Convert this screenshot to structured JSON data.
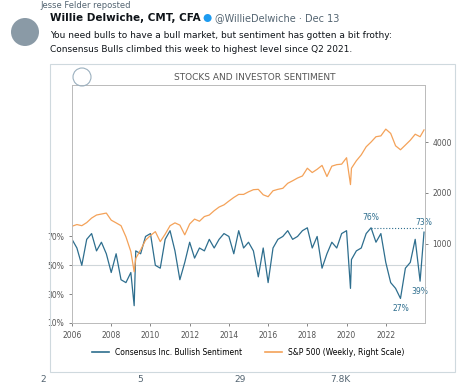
{
  "post": {
    "reposted_by": "Jesse Felder reposted",
    "author": "Willie Delwiche, CMT, CFA",
    "handle": "@WillieDelwiche · Dec 13",
    "text": [
      "You need bulls to have a bull market, but sentiment has gotten a bit frothy:",
      "Consensus Bulls climbed this week to highest level since Q2 2021."
    ],
    "replies": 2,
    "reposts": 5,
    "likes": 29,
    "views": "7.8K"
  },
  "chart_data": {
    "type": "line",
    "title": "STOCKS AND INVESTOR SENTIMENT",
    "x": [
      2006,
      2006.25,
      2006.5,
      2006.75,
      2007,
      2007.25,
      2007.5,
      2007.75,
      2008,
      2008.25,
      2008.5,
      2008.75,
      2009,
      2009.17,
      2009.25,
      2009.5,
      2009.75,
      2010,
      2010.25,
      2010.5,
      2010.75,
      2011,
      2011.25,
      2011.5,
      2011.75,
      2012,
      2012.25,
      2012.5,
      2012.75,
      2013,
      2013.25,
      2013.5,
      2013.75,
      2014,
      2014.25,
      2014.5,
      2014.75,
      2015,
      2015.25,
      2015.5,
      2015.75,
      2016,
      2016.25,
      2016.5,
      2016.75,
      2017,
      2017.25,
      2017.5,
      2017.75,
      2018,
      2018.25,
      2018.5,
      2018.75,
      2019,
      2019.25,
      2019.5,
      2019.75,
      2020,
      2020.2,
      2020.25,
      2020.5,
      2020.75,
      2021,
      2021.25,
      2021.5,
      2021.75,
      2022,
      2022.25,
      2022.5,
      2022.75,
      2023,
      2023.25,
      2023.5,
      2023.75,
      2023.95
    ],
    "series": [
      {
        "name": "Consensus Inc. Bullish Sentiment",
        "color": "#2e6e8e",
        "values": [
          68,
          62,
          50,
          68,
          72,
          60,
          66,
          58,
          45,
          58,
          40,
          38,
          45,
          22,
          60,
          58,
          70,
          72,
          50,
          48,
          68,
          74,
          60,
          40,
          52,
          66,
          55,
          62,
          60,
          68,
          62,
          68,
          72,
          70,
          58,
          74,
          62,
          66,
          60,
          42,
          62,
          38,
          62,
          68,
          70,
          74,
          68,
          70,
          74,
          76,
          62,
          70,
          48,
          58,
          66,
          62,
          72,
          74,
          34,
          54,
          60,
          62,
          72,
          76,
          66,
          72,
          52,
          38,
          34,
          27,
          48,
          52,
          68,
          39,
          73
        ]
      },
      {
        "name": "S&P 500 (Weekly, Right Scale)",
        "color": "#f4a259",
        "axis": "y2",
        "values": [
          1270,
          1300,
          1280,
          1335,
          1420,
          1480,
          1500,
          1520,
          1380,
          1330,
          1280,
          1100,
          900,
          683,
          820,
          920,
          1050,
          1120,
          1180,
          1030,
          1140,
          1280,
          1330,
          1290,
          1130,
          1310,
          1400,
          1360,
          1450,
          1480,
          1570,
          1650,
          1700,
          1790,
          1880,
          1960,
          1960,
          2030,
          2090,
          2100,
          1950,
          1900,
          2060,
          2100,
          2130,
          2280,
          2360,
          2450,
          2520,
          2800,
          2640,
          2760,
          2910,
          2500,
          2880,
          2940,
          2960,
          3230,
          2240,
          2800,
          3100,
          3360,
          3750,
          4000,
          4300,
          4350,
          4770,
          4500,
          3800,
          3600,
          3840,
          4100,
          4450,
          4300,
          4720
        ]
      }
    ],
    "xlim": [
      2006,
      2024
    ],
    "xticks": [
      2006,
      2008,
      2010,
      2012,
      2014,
      2016,
      2018,
      2020,
      2022
    ],
    "ylim": [
      10,
      175
    ],
    "yticks": [
      {
        "value": 10,
        "label": "10%"
      },
      {
        "value": 30,
        "label": "30%"
      },
      {
        "value": 50,
        "label": "50%"
      },
      {
        "value": 70,
        "label": "70%"
      }
    ],
    "y2lim": [
      340,
      8700
    ],
    "y2ticks": [
      1000,
      2000,
      4000
    ],
    "log": "y2",
    "grid": false,
    "legend": "lower center",
    "annotations": [
      {
        "label": "76%",
        "x": 2021.25,
        "value": 76
      },
      {
        "label": "27%",
        "x": 2022.75,
        "value": 27
      },
      {
        "label": "39%",
        "x": 2023.75,
        "value": 39
      },
      {
        "label": "73%",
        "x": 2023.95,
        "value": 73
      }
    ],
    "reference_lines": [
      {
        "value": 50,
        "color": "#cfd6da",
        "line_style": "solid"
      },
      {
        "value": 76,
        "color": "#2e6e8e",
        "line_style": "dotted",
        "x": [
          2021.25,
          2023.95
        ]
      }
    ]
  }
}
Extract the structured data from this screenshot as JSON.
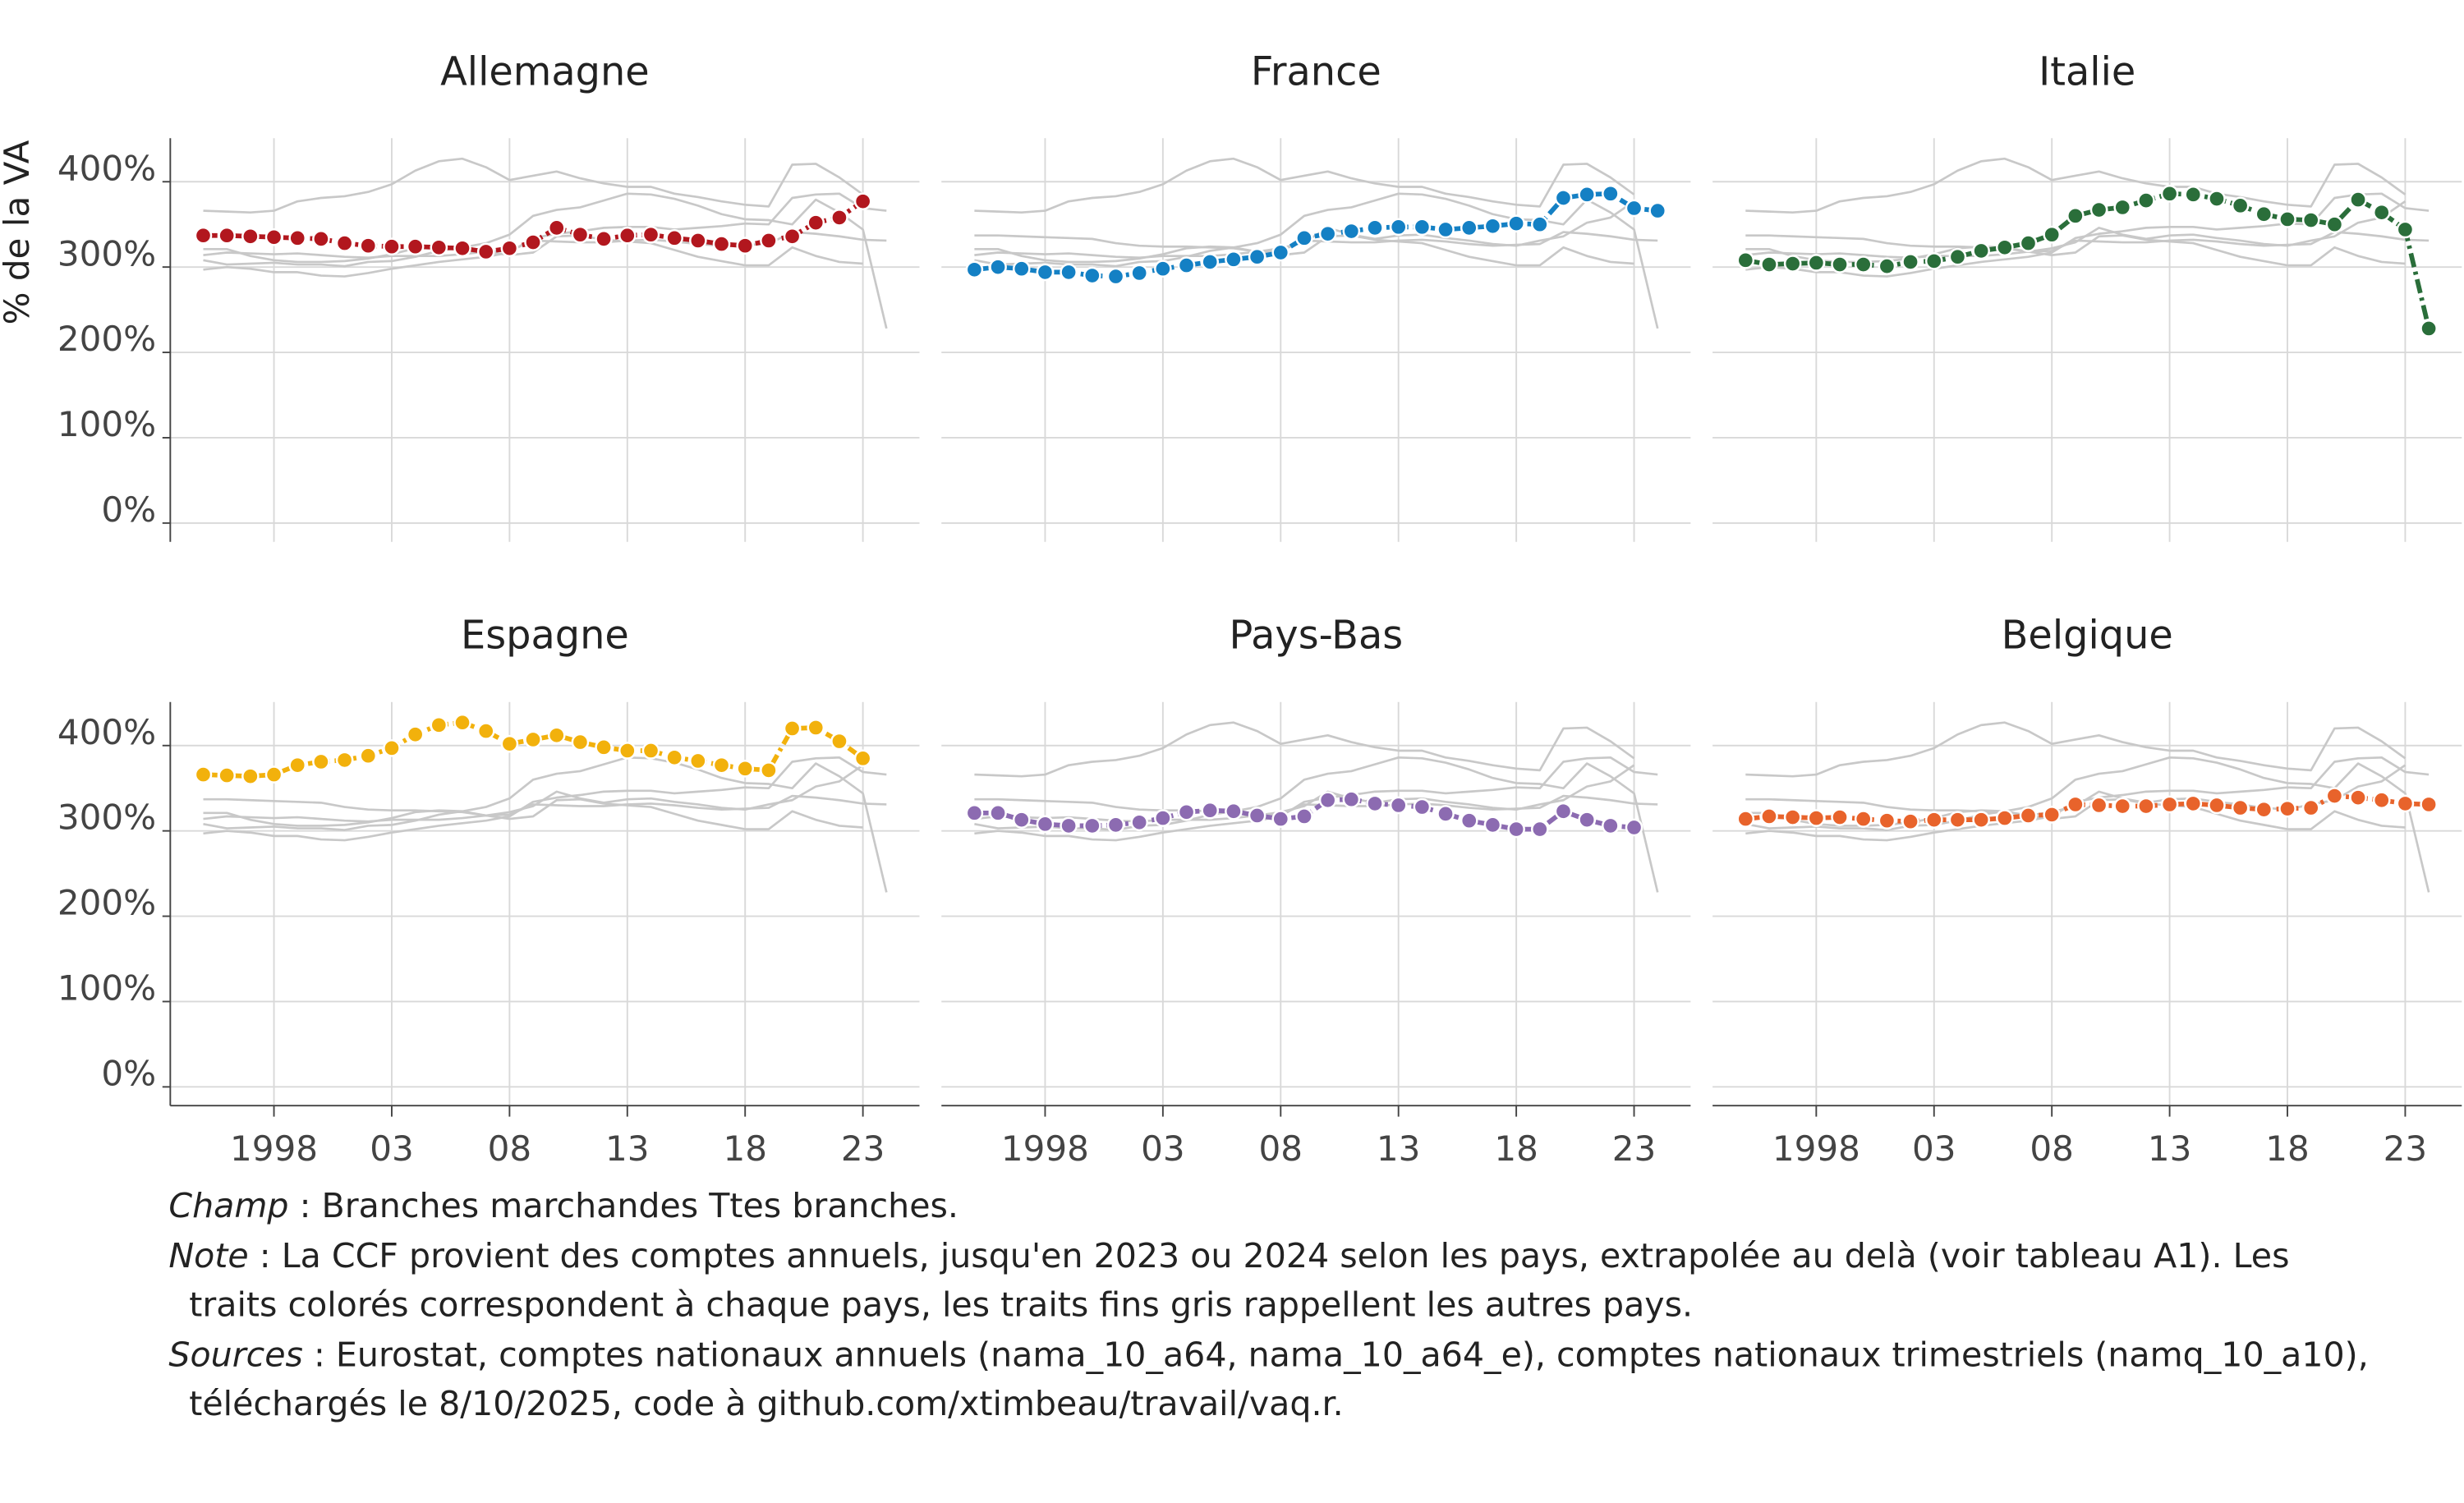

WRITTEN EXERCISE
All the lines above are to be reproduced exactly, except the pictures.

OUTPUT
Convert this screenshot to structured JSON data.
{
  "post": {
    "reposted_by": "Jesse Felder reposted",
    "author": "Willie Delwiche, CMT, CFA",
    "handle": "@WillieDelwiche · Dec 13",
    "text": [
      "You need bulls to have a bull market, but sentiment has gotten a bit frothy:",
      "Consensus Bulls climbed this week to highest level since Q2 2021."
    ],
    "replies": 2,
    "reposts": 5,
    "likes": 29,
    "views": "7.8K"
  },
  "chart_data": {
    "type": "line",
    "title": "STOCKS AND INVESTOR SENTIMENT",
    "x": [
      2006,
      2006.25,
      2006.5,
      2006.75,
      2007,
      2007.25,
      2007.5,
      2007.75,
      2008,
      2008.25,
      2008.5,
      2008.75,
      2009,
      2009.17,
      2009.25,
      2009.5,
      2009.75,
      2010,
      2010.25,
      2010.5,
      2010.75,
      2011,
      2011.25,
      2011.5,
      2011.75,
      2012,
      2012.25,
      2012.5,
      2012.75,
      2013,
      2013.25,
      2013.5,
      2013.75,
      2014,
      2014.25,
      2014.5,
      2014.75,
      2015,
      2015.25,
      2015.5,
      2015.75,
      2016,
      2016.25,
      2016.5,
      2016.75,
      2017,
      2017.25,
      2017.5,
      2017.75,
      2018,
      2018.25,
      2018.5,
      2018.75,
      2019,
      2019.25,
      2019.5,
      2019.75,
      2020,
      2020.2,
      2020.25,
      2020.5,
      2020.75,
      2021,
      2021.25,
      2021.5,
      2021.75,
      2022,
      2022.25,
      2022.5,
      2022.75,
      2023,
      2023.25,
      2023.5,
      2023.75,
      2023.95
    ],
    "series": [
      {
        "name": "Consensus Inc. Bullish Sentiment",
        "color": "#2e6e8e",
        "values": [
          68,
          62,
          50,
          68,
          72,
          60,
          66,
          58,
          45,
          58,
          40,
          38,
          45,
          22,
          60,
          58,
          70,
          72,
          50,
          48,
          68,
          74,
          60,
          40,
          52,
          66,
          55,
          62,
          60,
          68,
          62,
          68,
          72,
          70,
          58,
          74,
          62,
          66,
          60,
          42,
          62,
          38,
          62,
          68,
          70,
          74,
          68,
          70,
          74,
          76,
          62,
          70,
          48,
          58,
          66,
          62,
          72,
          74,
          34,
          54,
          60,
          62,
          72,
          76,
          66,
          72,
          52,
          38,
          34,
          27,
          48,
          52,
          68,
          39,
          73
        ]
      },
      {
        "name": "S&P 500 (Weekly, Right Scale)",
        "color": "#f4a259",
        "axis": "y2",
        "values": [
          1270,
          1300,
          1280,
          1335,
          1420,
          1480,
          1500,
          1520,
          1380,
          1330,
          1280,
          1100,
          900,
          683,
          820,
          920,
          1050,
          1120,
          1180,
          1030,
          1140,
          1280,
          1330,
          1290,
          1130,
          1310,
          1400,
          1360,
          1450,
          1480,
          1570,
          1650,
          1700,
          1790,
          1880,
          1960,
          1960,
          2030,
          2090,
          2100,
          1950,
          1900,
          2060,
          2100,
          2130,
          2280,
          2360,
          2450,
          2520,
          2800,
          2640,
          2760,
          2910,
          2500,
          2880,
          2940,
          2960,
          3230,
          2240,
          2800,
          3100,
          3360,
          3750,
          4000,
          4300,
          4350,
          4770,
          4500,
          3800,
          3600,
          3840,
          4100,
          4450,
          4300,
          4720
        ]
      }
    ],
    "xlim": [
      2006,
      2024
    ],
    "xticks": [
      2006,
      2008,
      2010,
      2012,
      2014,
      2016,
      2018,
      2020,
      2022
    ],
    "ylim": [
      10,
      175
    ],
    "yticks": [
      {
        "value": 10,
        "label": "10%"
      },
      {
        "value": 30,
        "label": "30%"
      },
      {
        "value": 50,
        "label": "50%"
      },
      {
        "value": 70,
        "label": "70%"
      }
    ],
    "y2lim": [
      340,
      8700
    ],
    "y2ticks": [
      1000,
      2000,
      4000
    ],
    "log": "y2",
    "grid": false,
    "legend": "lower center",
    "annotations": [
      {
        "label": "76%",
        "x": 2021.25,
        "value": 76
      },
      {
        "label": "27%",
        "x": 2022.75,
        "value": 27
      },
      {
        "label": "39%",
        "x": 2023.75,
        "value": 39
      },
      {
        "label": "73%",
        "x": 2023.95,
        "value": 73
      }
    ],
    "reference_lines": [
      {
        "value": 50,
        "color": "#cfd6da",
        "line_style": "solid"
      },
      {
        "value": 76,
        "color": "#2e6e8e",
        "line_style": "dotted",
        "x": [
          2021.25,
          2023.95
        ]
      }
    ]
  }
}
Extract the structured data from this screenshot as JSON.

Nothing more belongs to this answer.